§ Raw records
## START
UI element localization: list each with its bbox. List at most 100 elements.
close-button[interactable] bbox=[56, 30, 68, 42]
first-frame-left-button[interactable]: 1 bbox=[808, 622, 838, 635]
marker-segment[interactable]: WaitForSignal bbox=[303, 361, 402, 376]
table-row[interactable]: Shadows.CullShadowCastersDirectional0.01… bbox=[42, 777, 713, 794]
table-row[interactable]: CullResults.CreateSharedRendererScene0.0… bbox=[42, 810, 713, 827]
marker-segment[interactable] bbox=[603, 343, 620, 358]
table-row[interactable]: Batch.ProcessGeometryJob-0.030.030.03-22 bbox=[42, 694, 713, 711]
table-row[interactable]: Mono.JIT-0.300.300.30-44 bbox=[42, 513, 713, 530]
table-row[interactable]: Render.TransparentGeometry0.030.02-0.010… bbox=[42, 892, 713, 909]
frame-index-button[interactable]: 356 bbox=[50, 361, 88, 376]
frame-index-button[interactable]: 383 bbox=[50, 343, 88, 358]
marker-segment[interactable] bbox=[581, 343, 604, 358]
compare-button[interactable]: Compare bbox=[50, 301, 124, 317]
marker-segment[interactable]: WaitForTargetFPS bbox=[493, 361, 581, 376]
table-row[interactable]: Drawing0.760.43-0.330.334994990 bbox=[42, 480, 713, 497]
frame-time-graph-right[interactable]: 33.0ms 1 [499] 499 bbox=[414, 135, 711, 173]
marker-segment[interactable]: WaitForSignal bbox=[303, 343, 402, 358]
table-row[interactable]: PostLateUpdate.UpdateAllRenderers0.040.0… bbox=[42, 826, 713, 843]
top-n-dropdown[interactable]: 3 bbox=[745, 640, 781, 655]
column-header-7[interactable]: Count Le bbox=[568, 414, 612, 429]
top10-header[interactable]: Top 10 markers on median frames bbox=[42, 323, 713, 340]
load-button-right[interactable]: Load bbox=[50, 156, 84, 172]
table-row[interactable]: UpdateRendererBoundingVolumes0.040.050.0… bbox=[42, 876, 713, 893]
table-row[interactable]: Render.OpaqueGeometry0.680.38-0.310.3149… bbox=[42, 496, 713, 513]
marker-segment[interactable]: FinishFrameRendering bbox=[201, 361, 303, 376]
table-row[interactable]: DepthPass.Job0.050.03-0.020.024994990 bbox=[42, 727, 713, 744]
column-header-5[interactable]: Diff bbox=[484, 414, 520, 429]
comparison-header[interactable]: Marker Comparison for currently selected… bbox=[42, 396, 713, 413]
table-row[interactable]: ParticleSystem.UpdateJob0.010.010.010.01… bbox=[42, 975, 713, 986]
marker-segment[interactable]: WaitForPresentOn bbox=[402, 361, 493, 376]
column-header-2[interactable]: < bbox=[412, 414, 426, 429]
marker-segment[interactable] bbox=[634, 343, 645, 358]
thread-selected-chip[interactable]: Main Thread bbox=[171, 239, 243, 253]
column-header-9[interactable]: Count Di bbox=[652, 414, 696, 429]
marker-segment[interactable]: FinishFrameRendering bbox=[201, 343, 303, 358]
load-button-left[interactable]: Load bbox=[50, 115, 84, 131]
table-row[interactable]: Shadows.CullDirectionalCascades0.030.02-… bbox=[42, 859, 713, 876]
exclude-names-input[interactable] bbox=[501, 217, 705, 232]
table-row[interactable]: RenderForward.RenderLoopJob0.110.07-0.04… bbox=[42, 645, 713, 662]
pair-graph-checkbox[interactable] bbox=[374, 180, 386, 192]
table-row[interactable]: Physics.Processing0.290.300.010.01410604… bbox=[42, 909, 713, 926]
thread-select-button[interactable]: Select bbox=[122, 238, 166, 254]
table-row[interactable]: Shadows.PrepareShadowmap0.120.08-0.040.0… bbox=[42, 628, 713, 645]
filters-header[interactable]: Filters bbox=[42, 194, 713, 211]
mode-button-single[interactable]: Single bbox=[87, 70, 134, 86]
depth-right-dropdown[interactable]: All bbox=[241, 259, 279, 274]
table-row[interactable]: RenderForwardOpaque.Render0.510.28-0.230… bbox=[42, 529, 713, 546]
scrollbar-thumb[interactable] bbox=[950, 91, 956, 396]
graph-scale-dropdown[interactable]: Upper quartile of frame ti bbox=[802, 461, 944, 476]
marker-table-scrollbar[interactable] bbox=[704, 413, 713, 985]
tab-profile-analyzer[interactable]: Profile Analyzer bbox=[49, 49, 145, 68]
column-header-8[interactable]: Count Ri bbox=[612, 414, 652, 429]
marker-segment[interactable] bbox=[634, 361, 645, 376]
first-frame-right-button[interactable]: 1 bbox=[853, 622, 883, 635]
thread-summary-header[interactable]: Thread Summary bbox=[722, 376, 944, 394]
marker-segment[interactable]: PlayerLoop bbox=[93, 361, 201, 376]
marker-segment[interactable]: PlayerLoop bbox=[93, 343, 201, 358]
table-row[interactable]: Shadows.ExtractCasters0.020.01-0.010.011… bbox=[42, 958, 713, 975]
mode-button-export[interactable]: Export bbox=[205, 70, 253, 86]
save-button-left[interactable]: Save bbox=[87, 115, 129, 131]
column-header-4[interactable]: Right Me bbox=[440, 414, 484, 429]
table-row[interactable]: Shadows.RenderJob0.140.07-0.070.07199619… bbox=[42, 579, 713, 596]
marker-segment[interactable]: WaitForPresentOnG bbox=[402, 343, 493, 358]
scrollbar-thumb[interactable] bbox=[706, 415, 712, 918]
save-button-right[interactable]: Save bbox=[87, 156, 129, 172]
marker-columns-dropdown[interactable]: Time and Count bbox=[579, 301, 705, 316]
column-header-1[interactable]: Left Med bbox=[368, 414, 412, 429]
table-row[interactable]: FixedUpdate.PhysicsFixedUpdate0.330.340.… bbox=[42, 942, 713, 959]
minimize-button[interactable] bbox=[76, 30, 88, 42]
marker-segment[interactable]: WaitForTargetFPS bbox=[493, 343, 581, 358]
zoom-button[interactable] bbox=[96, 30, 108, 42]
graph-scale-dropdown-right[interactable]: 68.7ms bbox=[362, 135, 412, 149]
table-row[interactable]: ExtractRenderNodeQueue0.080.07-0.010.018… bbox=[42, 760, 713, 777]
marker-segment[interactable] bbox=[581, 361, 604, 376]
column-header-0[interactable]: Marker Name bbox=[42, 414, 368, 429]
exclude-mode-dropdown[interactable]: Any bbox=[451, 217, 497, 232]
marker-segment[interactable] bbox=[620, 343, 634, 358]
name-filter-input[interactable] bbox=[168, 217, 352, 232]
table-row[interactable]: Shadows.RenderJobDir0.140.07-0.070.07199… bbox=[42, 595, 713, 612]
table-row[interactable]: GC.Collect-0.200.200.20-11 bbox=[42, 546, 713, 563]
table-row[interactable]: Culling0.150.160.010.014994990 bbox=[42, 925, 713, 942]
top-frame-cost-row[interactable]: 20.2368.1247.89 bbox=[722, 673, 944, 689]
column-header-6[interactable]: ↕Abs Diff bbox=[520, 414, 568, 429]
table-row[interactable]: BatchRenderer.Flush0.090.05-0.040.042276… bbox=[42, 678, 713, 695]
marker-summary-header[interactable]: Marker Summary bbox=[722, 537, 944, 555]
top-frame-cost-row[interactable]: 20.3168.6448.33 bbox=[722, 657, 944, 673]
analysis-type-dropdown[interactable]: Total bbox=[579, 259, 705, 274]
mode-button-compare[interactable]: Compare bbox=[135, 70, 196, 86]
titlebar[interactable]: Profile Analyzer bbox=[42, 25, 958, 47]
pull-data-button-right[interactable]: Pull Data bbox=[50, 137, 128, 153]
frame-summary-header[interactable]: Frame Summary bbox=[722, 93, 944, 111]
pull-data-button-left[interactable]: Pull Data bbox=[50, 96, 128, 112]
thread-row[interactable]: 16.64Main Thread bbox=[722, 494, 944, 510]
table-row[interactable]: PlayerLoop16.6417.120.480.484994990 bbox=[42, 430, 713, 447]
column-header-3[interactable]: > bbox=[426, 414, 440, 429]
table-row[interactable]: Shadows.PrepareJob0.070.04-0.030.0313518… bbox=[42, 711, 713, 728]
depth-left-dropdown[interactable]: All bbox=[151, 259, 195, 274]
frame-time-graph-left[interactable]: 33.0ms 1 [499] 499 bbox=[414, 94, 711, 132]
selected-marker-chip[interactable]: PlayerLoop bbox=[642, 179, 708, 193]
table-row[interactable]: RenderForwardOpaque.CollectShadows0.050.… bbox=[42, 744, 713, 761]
## END
§ Written instruction
Put the lines of the material above into a JSON list of strings, one string per line and no blank lines. Begin at the first line and continue through the line containing "column-header-5[interactable]: Diff bbox=[484, 414, 520, 429]".

§ Response below
[
  "UI element localization: list each with its bbox. List at most 100 elements.",
  "close-button[interactable] bbox=[56, 30, 68, 42]",
  "first-frame-left-button[interactable]: 1 bbox=[808, 622, 838, 635]",
  "marker-segment[interactable]: WaitForSignal bbox=[303, 361, 402, 376]",
  "table-row[interactable]: Shadows.CullShadowCastersDirectional0.01… bbox=[42, 777, 713, 794]",
  "table-row[interactable]: CullResults.CreateSharedRendererScene0.0… bbox=[42, 810, 713, 827]",
  "marker-segment[interactable] bbox=[603, 343, 620, 358]",
  "table-row[interactable]: Batch.ProcessGeometryJob-0.030.030.03-22 bbox=[42, 694, 713, 711]",
  "table-row[interactable]: Mono.JIT-0.300.300.30-44 bbox=[42, 513, 713, 530]",
  "table-row[interactable]: Render.TransparentGeometry0.030.02-0.010… bbox=[42, 892, 713, 909]",
  "frame-index-button[interactable]: 356 bbox=[50, 361, 88, 376]",
  "frame-index-button[interactable]: 383 bbox=[50, 343, 88, 358]",
  "marker-segment[interactable] bbox=[581, 343, 604, 358]",
  "compare-button[interactable]: Compare bbox=[50, 301, 124, 317]",
  "marker-segment[interactable]: WaitForTargetFPS bbox=[493, 361, 581, 376]",
  "table-row[interactable]: Drawing0.760.43-0.330.334994990 bbox=[42, 480, 713, 497]",
  "frame-time-graph-right[interactable]: 33.0ms 1 [499] 499 bbox=[414, 135, 711, 173]",
  "marker-segment[interactable]: WaitForSignal bbox=[303, 343, 402, 358]",
  "table-row[interactable]: PostLateUpdate.UpdateAllRenderers0.040.0… bbox=[42, 826, 713, 843]",
  "top-n-dropdown[interactable]: 3 bbox=[745, 640, 781, 655]",
  "column-header-7[interactable]: Count Le bbox=[568, 414, 612, 429]",
  "top10-header[interactable]: Top 10 markers on median frames bbox=[42, 323, 713, 340]",
  "load-button-right[interactable]: Load bbox=[50, 156, 84, 172]",
  "table-row[interactable]: UpdateRendererBoundingVolumes0.040.050.0… bbox=[42, 876, 713, 893]",
  "table-row[interactable]: Render.OpaqueGeometry0.680.38-0.310.3149… bbox=[42, 496, 713, 513]",
  "marker-segment[interactable]: FinishFrameRendering bbox=[201, 361, 303, 376]",
  "table-row[interactable]: DepthPass.Job0.050.03-0.020.024994990 bbox=[42, 727, 713, 744]",
  "column-header-5[interactable]: Diff bbox=[484, 414, 520, 429]"
]